## Begin Material supplied

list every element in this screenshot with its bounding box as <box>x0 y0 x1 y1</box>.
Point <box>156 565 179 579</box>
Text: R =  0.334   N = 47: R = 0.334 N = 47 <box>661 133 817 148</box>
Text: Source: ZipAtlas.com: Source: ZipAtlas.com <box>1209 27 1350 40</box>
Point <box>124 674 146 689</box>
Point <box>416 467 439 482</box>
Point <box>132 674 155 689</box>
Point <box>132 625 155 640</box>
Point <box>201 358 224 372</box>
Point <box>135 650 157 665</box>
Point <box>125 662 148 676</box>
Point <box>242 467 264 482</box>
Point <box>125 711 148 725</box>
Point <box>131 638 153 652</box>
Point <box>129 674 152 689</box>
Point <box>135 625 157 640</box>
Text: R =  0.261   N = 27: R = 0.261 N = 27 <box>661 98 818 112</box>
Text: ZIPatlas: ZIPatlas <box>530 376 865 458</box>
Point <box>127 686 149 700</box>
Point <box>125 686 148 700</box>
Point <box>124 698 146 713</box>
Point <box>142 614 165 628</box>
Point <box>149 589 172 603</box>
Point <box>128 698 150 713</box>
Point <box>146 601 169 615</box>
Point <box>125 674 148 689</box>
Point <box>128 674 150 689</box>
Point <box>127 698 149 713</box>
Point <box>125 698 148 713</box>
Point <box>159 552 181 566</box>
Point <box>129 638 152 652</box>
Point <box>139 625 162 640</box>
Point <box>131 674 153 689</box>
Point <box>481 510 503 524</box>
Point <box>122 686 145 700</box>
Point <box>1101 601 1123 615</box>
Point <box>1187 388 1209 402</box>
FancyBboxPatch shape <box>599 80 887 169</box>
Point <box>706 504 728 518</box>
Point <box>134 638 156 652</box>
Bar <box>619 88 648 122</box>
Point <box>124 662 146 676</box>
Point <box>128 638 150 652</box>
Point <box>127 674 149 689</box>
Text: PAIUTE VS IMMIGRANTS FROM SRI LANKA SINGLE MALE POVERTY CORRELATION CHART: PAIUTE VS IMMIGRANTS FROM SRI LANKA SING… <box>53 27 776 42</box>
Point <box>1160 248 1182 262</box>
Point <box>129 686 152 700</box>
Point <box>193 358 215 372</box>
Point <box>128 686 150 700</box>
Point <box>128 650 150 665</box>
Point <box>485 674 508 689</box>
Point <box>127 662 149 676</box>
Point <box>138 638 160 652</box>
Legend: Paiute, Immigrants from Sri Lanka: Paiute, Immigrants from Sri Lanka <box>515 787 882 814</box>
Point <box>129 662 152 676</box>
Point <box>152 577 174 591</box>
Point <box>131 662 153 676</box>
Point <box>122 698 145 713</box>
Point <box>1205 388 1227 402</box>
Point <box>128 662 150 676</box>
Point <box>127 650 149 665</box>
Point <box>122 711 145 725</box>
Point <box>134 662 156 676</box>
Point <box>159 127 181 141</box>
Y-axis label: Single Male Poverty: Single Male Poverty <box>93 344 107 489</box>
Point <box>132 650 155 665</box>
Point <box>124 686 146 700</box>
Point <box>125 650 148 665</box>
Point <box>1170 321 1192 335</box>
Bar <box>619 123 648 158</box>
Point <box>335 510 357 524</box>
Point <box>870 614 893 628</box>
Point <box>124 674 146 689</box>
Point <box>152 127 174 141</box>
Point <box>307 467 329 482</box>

## End Material supplied

Reproduce each of the entries above word for word, in the same order.

Solution for this exercise:
list every element in this screenshot with its bounding box as <box>x0 y0 x1 y1</box>.
Point <box>156 565 179 579</box>
Text: R =  0.334   N = 47: R = 0.334 N = 47 <box>661 133 817 148</box>
Text: Source: ZipAtlas.com: Source: ZipAtlas.com <box>1209 27 1350 40</box>
Point <box>124 674 146 689</box>
Point <box>416 467 439 482</box>
Point <box>132 674 155 689</box>
Point <box>132 625 155 640</box>
Point <box>201 358 224 372</box>
Point <box>135 650 157 665</box>
Point <box>125 662 148 676</box>
Point <box>242 467 264 482</box>
Point <box>125 711 148 725</box>
Point <box>131 638 153 652</box>
Point <box>129 674 152 689</box>
Point <box>135 625 157 640</box>
Text: R =  0.261   N = 27: R = 0.261 N = 27 <box>661 98 818 112</box>
Text: ZIPatlas: ZIPatlas <box>530 376 865 458</box>
Point <box>127 686 149 700</box>
Point <box>125 686 148 700</box>
Point <box>124 698 146 713</box>
Point <box>142 614 165 628</box>
Point <box>149 589 172 603</box>
Point <box>128 698 150 713</box>
Point <box>146 601 169 615</box>
Point <box>125 674 148 689</box>
Point <box>128 674 150 689</box>
Point <box>127 698 149 713</box>
Point <box>125 698 148 713</box>
Point <box>159 552 181 566</box>
Point <box>129 638 152 652</box>
Point <box>139 625 162 640</box>
Point <box>131 674 153 689</box>
Point <box>481 510 503 524</box>
Point <box>122 686 145 700</box>
Point <box>1101 601 1123 615</box>
Point <box>1187 388 1209 402</box>
FancyBboxPatch shape <box>599 80 887 169</box>
Point <box>706 504 728 518</box>
Point <box>134 638 156 652</box>
Bar <box>619 88 648 122</box>
Point <box>124 662 146 676</box>
Point <box>128 638 150 652</box>
Point <box>127 674 149 689</box>
Text: PAIUTE VS IMMIGRANTS FROM SRI LANKA SINGLE MALE POVERTY CORRELATION CHART: PAIUTE VS IMMIGRANTS FROM SRI LANKA SING… <box>53 27 776 42</box>
Point <box>1160 248 1182 262</box>
Point <box>129 686 152 700</box>
Point <box>193 358 215 372</box>
Point <box>128 686 150 700</box>
Point <box>128 650 150 665</box>
Point <box>485 674 508 689</box>
Point <box>127 662 149 676</box>
Point <box>138 638 160 652</box>
Legend: Paiute, Immigrants from Sri Lanka: Paiute, Immigrants from Sri Lanka <box>515 787 882 814</box>
Point <box>129 662 152 676</box>
Point <box>152 577 174 591</box>
Point <box>131 662 153 676</box>
Point <box>122 698 145 713</box>
Point <box>1205 388 1227 402</box>
Point <box>128 662 150 676</box>
Point <box>127 650 149 665</box>
Point <box>122 711 145 725</box>
Point <box>134 662 156 676</box>
Point <box>159 127 181 141</box>
Y-axis label: Single Male Poverty: Single Male Poverty <box>93 344 107 489</box>
Point <box>132 650 155 665</box>
Point <box>124 686 146 700</box>
Point <box>125 650 148 665</box>
Point <box>1170 321 1192 335</box>
Bar <box>619 123 648 158</box>
Point <box>335 510 357 524</box>
Point <box>870 614 893 628</box>
Point <box>124 674 146 689</box>
Point <box>152 127 174 141</box>
Point <box>307 467 329 482</box>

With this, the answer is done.